⟨
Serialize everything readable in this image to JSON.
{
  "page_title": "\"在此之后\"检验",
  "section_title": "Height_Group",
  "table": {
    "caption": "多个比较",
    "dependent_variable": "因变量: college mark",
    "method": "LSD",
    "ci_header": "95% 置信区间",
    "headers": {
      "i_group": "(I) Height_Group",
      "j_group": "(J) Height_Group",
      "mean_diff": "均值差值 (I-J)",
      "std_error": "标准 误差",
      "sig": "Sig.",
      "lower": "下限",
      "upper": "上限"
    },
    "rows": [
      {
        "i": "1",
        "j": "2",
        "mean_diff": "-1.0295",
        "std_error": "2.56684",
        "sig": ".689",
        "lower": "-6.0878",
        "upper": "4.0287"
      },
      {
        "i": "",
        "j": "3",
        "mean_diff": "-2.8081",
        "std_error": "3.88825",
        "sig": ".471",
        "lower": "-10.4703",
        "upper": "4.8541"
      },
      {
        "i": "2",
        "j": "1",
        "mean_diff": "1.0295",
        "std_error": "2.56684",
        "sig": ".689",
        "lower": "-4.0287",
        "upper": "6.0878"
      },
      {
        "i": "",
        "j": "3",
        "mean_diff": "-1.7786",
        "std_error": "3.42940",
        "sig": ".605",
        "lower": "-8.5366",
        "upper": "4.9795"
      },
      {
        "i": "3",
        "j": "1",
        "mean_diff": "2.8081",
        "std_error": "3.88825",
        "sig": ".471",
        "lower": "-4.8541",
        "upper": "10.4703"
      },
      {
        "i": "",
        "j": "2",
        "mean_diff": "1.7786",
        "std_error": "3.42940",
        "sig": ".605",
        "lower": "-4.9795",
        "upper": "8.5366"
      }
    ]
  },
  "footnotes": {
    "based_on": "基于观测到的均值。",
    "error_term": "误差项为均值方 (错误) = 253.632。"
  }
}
⟩
> _PROBLEM_
Read through the entries and copy every line that includes "lower".

> _EXERCISE SOLUTION_
      "lower": "下限",
        "lower": "-6.0878",
        "lower": "-10.4703",
        "lower": "-4.0287",
        "lower": "-8.5366",
        "lower": "-4.8541",
        "lower": "-4.9795",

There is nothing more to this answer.